[Excerpts from a figure dataset]

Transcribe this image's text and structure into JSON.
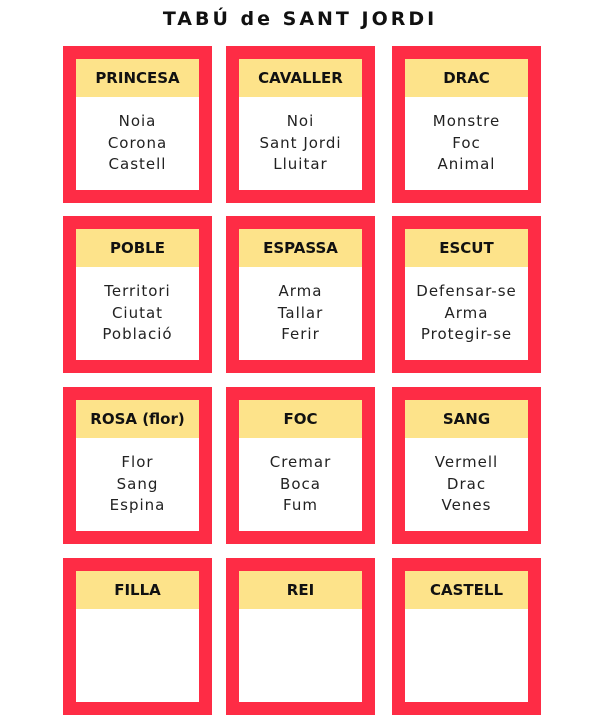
{
  "title": "TABÚ de SANT JORDI",
  "colors": {
    "border": "#fe2c45",
    "header": "#fde38a"
  },
  "cards": [
    {
      "word": "PRINCESA",
      "taboo": [
        "Noia",
        "Corona",
        "Castell"
      ]
    },
    {
      "word": "CAVALLER",
      "taboo": [
        "Noi",
        "Sant Jordi",
        "Lluitar"
      ]
    },
    {
      "word": "DRAC",
      "taboo": [
        "Monstre",
        "Foc",
        "Animal"
      ]
    },
    {
      "word": "POBLE",
      "taboo": [
        "Territori",
        "Ciutat",
        "Població"
      ]
    },
    {
      "word": "ESPASSA",
      "taboo": [
        "Arma",
        "Tallar",
        "Ferir"
      ]
    },
    {
      "word": "ESCUT",
      "taboo": [
        "Defensar-se",
        "Arma",
        "Protegir-se"
      ]
    },
    {
      "word": "ROSA (flor)",
      "taboo": [
        "Flor",
        "Sang",
        "Espina"
      ]
    },
    {
      "word": "FOC",
      "taboo": [
        "Cremar",
        "Boca",
        "Fum"
      ]
    },
    {
      "word": "SANG",
      "taboo": [
        "Vermell",
        "Drac",
        "Venes"
      ]
    },
    {
      "word": "FILLA",
      "taboo": []
    },
    {
      "word": "REI",
      "taboo": []
    },
    {
      "word": "CASTELL",
      "taboo": []
    }
  ]
}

» Goal of the exercise:
Leave the pictures out and write out every entry exactly as given.

» Reply:
Transcribe this image's text and structure into JSON.
{
  "title": "TABÚ de SANT JORDI",
  "colors": {
    "border": "#fe2c45",
    "header": "#fde38a"
  },
  "cards": [
    {
      "word": "PRINCESA",
      "taboo": [
        "Noia",
        "Corona",
        "Castell"
      ]
    },
    {
      "word": "CAVALLER",
      "taboo": [
        "Noi",
        "Sant Jordi",
        "Lluitar"
      ]
    },
    {
      "word": "DRAC",
      "taboo": [
        "Monstre",
        "Foc",
        "Animal"
      ]
    },
    {
      "word": "POBLE",
      "taboo": [
        "Territori",
        "Ciutat",
        "Població"
      ]
    },
    {
      "word": "ESPASSA",
      "taboo": [
        "Arma",
        "Tallar",
        "Ferir"
      ]
    },
    {
      "word": "ESCUT",
      "taboo": [
        "Defensar-se",
        "Arma",
        "Protegir-se"
      ]
    },
    {
      "word": "ROSA (flor)",
      "taboo": [
        "Flor",
        "Sang",
        "Espina"
      ]
    },
    {
      "word": "FOC",
      "taboo": [
        "Cremar",
        "Boca",
        "Fum"
      ]
    },
    {
      "word": "SANG",
      "taboo": [
        "Vermell",
        "Drac",
        "Venes"
      ]
    },
    {
      "word": "FILLA",
      "taboo": []
    },
    {
      "word": "REI",
      "taboo": []
    },
    {
      "word": "CASTELL",
      "taboo": []
    }
  ]
}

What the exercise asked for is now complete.